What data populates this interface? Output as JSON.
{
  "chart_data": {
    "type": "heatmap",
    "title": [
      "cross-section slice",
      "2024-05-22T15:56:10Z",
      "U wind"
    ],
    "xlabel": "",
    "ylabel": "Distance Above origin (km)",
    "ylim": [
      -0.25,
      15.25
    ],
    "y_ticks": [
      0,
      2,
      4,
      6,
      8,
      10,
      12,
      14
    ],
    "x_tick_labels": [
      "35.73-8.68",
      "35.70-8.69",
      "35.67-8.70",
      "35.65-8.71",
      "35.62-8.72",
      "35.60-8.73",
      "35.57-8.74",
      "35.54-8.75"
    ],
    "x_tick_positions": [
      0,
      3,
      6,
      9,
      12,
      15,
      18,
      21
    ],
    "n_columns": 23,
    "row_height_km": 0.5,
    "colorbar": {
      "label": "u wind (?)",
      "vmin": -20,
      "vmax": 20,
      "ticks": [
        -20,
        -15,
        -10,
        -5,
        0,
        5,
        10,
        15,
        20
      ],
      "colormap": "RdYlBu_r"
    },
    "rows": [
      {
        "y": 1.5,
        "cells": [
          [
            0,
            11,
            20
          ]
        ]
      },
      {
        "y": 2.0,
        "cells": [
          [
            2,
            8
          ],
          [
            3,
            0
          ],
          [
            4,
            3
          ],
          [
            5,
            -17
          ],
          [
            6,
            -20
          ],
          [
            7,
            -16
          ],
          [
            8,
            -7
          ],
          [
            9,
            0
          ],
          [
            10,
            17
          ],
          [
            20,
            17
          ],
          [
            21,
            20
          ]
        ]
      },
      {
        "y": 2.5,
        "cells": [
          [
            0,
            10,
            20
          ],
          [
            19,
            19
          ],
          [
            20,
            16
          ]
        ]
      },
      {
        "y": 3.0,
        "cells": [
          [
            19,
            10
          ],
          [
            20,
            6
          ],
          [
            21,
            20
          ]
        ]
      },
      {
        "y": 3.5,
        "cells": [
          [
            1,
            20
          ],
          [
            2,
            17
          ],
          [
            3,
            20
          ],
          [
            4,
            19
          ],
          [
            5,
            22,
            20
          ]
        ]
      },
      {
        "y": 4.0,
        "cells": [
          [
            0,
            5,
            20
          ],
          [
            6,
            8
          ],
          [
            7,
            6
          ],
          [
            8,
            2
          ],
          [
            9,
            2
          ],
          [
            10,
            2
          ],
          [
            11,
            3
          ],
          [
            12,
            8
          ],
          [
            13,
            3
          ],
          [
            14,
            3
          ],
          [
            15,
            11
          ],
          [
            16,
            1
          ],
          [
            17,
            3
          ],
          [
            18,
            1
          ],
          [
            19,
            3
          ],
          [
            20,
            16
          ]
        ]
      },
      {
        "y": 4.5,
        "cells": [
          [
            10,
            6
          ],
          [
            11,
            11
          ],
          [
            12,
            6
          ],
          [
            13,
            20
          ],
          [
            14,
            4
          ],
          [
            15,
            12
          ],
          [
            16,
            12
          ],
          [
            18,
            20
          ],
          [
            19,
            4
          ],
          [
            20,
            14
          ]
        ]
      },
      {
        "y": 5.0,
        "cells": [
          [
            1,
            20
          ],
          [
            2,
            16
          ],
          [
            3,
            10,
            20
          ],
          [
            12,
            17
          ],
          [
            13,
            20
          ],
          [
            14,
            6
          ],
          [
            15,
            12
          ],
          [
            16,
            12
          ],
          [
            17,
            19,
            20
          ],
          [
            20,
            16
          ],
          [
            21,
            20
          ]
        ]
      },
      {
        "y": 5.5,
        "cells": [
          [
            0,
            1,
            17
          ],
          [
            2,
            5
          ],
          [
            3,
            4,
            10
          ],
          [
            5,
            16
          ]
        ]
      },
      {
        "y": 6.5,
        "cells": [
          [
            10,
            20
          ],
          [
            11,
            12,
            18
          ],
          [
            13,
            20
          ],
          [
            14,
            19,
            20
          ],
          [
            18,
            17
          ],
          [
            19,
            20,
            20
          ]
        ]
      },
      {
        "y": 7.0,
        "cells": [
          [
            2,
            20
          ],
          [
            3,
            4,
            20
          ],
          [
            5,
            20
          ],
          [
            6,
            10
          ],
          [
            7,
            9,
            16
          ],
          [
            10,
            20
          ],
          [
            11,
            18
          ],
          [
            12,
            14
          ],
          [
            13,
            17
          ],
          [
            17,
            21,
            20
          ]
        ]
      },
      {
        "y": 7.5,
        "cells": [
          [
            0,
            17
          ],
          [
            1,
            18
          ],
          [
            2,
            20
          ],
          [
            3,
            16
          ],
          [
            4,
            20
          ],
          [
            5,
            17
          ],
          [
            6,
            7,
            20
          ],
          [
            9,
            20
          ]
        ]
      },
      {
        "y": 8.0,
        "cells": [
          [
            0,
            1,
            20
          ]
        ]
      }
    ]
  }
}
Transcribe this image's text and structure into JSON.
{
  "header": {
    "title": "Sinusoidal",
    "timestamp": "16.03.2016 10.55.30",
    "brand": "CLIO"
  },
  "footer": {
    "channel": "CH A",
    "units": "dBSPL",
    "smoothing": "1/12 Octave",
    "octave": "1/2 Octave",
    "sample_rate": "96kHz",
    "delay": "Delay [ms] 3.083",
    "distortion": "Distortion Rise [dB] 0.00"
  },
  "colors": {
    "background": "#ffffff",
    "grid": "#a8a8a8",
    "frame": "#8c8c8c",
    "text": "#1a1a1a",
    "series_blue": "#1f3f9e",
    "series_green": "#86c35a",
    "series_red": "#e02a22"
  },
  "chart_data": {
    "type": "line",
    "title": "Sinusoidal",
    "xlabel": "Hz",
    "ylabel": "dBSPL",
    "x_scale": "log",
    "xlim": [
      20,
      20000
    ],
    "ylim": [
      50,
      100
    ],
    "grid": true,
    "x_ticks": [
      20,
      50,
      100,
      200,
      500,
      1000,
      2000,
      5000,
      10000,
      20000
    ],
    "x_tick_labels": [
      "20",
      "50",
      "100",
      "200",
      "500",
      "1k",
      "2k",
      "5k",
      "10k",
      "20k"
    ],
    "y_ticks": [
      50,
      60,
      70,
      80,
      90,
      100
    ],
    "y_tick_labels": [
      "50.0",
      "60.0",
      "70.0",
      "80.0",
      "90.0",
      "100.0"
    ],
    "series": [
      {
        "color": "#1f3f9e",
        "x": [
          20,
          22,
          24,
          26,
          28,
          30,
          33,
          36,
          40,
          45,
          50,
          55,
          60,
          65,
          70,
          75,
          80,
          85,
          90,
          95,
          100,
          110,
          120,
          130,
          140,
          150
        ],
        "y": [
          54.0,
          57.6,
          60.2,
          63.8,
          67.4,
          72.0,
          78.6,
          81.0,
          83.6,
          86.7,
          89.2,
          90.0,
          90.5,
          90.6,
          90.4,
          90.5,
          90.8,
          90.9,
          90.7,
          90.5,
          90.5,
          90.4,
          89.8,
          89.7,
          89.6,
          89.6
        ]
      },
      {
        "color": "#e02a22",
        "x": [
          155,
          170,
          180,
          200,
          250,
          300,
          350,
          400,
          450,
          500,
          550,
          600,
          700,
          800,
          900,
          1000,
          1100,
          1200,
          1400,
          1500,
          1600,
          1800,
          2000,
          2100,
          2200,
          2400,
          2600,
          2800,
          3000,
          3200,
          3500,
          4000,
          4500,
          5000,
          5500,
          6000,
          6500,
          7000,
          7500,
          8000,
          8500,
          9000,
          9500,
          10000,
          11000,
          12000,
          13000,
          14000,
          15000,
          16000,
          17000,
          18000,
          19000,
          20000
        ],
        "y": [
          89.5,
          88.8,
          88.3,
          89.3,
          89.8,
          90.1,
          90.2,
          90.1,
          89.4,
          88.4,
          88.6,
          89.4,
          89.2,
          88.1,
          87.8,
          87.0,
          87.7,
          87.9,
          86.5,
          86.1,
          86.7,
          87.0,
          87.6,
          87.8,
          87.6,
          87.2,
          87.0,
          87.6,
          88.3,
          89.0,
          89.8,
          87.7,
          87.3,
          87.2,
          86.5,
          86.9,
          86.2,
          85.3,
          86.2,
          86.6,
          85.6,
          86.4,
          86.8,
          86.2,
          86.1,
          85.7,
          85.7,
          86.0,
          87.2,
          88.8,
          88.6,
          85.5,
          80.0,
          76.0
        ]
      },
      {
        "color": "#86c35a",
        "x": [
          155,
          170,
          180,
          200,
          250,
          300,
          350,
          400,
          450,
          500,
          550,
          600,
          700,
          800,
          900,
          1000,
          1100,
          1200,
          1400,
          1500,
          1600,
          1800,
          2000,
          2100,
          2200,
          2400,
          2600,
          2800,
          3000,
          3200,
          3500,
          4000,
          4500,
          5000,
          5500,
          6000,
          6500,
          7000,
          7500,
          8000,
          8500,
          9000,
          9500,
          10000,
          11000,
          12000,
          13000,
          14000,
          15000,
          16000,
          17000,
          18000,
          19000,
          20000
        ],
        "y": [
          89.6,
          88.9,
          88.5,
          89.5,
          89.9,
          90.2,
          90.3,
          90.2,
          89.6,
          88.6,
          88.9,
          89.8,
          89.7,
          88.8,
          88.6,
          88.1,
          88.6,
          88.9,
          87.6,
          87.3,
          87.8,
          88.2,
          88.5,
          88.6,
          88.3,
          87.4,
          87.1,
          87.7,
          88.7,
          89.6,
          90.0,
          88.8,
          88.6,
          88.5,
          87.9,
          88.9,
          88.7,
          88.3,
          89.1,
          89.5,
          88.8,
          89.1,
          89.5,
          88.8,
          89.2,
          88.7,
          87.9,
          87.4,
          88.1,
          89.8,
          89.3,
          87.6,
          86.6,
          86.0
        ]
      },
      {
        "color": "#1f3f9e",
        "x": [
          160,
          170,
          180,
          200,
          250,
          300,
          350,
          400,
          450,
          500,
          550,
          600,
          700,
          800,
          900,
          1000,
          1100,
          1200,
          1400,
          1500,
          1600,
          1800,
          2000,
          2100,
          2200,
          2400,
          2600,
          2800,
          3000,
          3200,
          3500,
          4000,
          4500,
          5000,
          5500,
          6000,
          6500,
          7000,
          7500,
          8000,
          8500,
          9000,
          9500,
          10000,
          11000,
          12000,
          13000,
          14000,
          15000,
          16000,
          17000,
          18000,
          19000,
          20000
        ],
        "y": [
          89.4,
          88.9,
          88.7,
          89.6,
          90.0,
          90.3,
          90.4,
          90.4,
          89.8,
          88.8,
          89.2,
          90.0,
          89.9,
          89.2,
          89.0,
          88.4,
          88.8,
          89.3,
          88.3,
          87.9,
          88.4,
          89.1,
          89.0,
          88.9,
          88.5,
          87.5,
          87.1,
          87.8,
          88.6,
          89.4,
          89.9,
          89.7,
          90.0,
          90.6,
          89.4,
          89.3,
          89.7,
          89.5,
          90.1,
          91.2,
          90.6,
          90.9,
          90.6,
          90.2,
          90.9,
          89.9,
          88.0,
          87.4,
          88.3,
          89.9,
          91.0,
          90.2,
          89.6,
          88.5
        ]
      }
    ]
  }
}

--*--

▶ _EXERCISE INSTRUCTIONS_:
Extract every line that has the string "text" in it.

▶ _THE ANSWER_:
Transcribe this image's text and structure into JSON.
    "text": "#1a1a1a",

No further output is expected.